DATA FOR PROCESSING |
┄┄┄┄┄┄┄┄┄┄
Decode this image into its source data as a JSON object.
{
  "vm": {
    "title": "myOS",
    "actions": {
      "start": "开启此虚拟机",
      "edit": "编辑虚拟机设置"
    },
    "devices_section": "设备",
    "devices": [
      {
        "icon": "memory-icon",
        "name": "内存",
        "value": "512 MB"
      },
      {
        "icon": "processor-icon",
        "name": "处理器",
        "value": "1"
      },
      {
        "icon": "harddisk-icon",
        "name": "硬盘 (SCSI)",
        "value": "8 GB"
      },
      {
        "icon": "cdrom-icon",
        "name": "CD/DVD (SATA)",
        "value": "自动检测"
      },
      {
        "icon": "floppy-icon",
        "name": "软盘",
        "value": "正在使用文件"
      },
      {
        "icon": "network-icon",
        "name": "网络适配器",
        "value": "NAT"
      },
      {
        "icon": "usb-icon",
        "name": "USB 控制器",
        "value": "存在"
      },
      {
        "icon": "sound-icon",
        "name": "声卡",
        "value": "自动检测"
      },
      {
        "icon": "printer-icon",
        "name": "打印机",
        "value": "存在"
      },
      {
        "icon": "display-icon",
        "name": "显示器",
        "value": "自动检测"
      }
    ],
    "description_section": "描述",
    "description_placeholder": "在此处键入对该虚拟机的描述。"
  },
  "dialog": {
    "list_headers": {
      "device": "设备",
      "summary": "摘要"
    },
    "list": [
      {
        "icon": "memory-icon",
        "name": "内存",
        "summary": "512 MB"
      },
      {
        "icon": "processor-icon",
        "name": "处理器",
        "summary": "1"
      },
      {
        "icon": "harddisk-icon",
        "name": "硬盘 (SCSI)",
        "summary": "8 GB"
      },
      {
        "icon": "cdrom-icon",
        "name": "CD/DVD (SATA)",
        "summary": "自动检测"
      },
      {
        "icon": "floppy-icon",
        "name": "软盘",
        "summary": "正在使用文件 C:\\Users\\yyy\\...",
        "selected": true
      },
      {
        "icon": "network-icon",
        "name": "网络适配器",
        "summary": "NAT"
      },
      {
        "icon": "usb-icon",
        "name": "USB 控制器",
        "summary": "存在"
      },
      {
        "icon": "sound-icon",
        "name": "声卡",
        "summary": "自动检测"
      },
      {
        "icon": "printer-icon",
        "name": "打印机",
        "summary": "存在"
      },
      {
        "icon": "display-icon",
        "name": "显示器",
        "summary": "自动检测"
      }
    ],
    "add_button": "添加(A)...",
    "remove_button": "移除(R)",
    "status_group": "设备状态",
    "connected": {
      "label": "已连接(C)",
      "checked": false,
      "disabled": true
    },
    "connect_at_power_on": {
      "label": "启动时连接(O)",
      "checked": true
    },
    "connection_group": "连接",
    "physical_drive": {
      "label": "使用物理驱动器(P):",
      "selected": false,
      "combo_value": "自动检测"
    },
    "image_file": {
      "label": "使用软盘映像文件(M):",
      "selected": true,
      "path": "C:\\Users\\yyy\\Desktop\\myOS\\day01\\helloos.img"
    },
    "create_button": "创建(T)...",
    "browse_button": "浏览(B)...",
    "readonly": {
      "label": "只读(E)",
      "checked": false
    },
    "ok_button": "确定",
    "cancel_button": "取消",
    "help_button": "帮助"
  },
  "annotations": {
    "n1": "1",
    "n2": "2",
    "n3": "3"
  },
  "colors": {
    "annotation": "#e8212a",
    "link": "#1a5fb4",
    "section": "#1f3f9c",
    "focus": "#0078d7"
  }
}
┄┄┄┄┄┄┄┄┄┄
Extract every line above that contains the word "true".

        "selected": true
      "disabled": true
      "checked": true
      "selected": true,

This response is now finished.